<<<<

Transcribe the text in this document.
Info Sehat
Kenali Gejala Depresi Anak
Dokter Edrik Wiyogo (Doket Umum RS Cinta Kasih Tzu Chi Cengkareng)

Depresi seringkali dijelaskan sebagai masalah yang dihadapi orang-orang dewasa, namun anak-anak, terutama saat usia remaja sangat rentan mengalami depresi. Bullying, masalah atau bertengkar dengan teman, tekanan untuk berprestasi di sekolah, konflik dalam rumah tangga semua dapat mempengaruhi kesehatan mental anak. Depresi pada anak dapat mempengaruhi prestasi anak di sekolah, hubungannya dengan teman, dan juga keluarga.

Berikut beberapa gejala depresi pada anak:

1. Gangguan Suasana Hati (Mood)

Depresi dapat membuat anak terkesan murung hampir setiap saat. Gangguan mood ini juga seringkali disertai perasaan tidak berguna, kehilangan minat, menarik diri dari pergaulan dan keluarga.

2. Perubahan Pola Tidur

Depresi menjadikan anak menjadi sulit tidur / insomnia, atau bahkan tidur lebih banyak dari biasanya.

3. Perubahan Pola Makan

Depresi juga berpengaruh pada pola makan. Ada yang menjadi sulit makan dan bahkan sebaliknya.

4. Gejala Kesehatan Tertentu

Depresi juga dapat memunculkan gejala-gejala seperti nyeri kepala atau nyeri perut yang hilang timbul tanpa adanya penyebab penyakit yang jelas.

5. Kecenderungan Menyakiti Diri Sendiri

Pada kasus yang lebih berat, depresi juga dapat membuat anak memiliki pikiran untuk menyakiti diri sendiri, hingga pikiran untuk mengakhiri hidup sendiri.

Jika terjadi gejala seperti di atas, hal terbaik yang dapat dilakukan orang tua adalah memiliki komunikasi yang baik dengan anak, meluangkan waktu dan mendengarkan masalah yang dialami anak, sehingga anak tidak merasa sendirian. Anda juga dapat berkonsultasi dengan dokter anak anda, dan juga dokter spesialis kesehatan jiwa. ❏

>>>>

- _What needs to be done_:
Each record must be returned exactly as it is written.

- _Solution to the problem_:
Transcribe the text in this document.
Info Sehat
Kenali Gejala Depresi Anak
Dokter Edrik Wiyogo (Doket Umum RS Cinta Kasih Tzu Chi Cengkareng)

Depresi seringkali dijelaskan sebagai masalah yang dihadapi orang-orang dewasa, namun anak-anak, terutama saat usia remaja sangat rentan mengalami depresi. Bullying, masalah atau bertengkar dengan teman, tekanan untuk berprestasi di sekolah, konflik dalam rumah tangga semua dapat mempengaruhi kesehatan mental anak. Depresi pada anak dapat mempengaruhi prestasi anak di sekolah, hubungannya dengan teman, dan juga keluarga.

Berikut beberapa gejala depresi pada anak:

1. Gangguan Suasana Hati (Mood)

Depresi dapat membuat anak terkesan murung hampir setiap saat. Gangguan mood ini juga seringkali disertai perasaan tidak berguna, kehilangan minat, menarik diri dari pergaulan dan keluarga.

2. Perubahan Pola Tidur

Depresi menjadikan anak menjadi sulit tidur / insomnia, atau bahkan tidur lebih banyak dari biasanya.

3. Perubahan Pola Makan

Depresi juga berpengaruh pada pola makan. Ada yang menjadi sulit makan dan bahkan sebaliknya.

4. Gejala Kesehatan Tertentu

Depresi juga dapat memunculkan gejala-gejala seperti nyeri kepala atau nyeri perut yang hilang timbul tanpa adanya penyebab penyakit yang jelas.

5. Kecenderungan Menyakiti Diri Sendiri

Pada kasus yang lebih berat, depresi juga dapat membuat anak memiliki pikiran untuk menyakiti diri sendiri, hingga pikiran untuk mengakhiri hidup sendiri.

Jika terjadi gejala seperti di atas, hal terbaik yang dapat dilakukan orang tua adalah memiliki komunikasi yang baik dengan anak, meluangkan waktu dan mendengarkan masalah yang dialami anak, sehingga anak tidak merasa sendirian. Anda juga dapat berkonsultasi dengan dokter anak anda, dan juga dokter spesialis kesehatan jiwa. ❏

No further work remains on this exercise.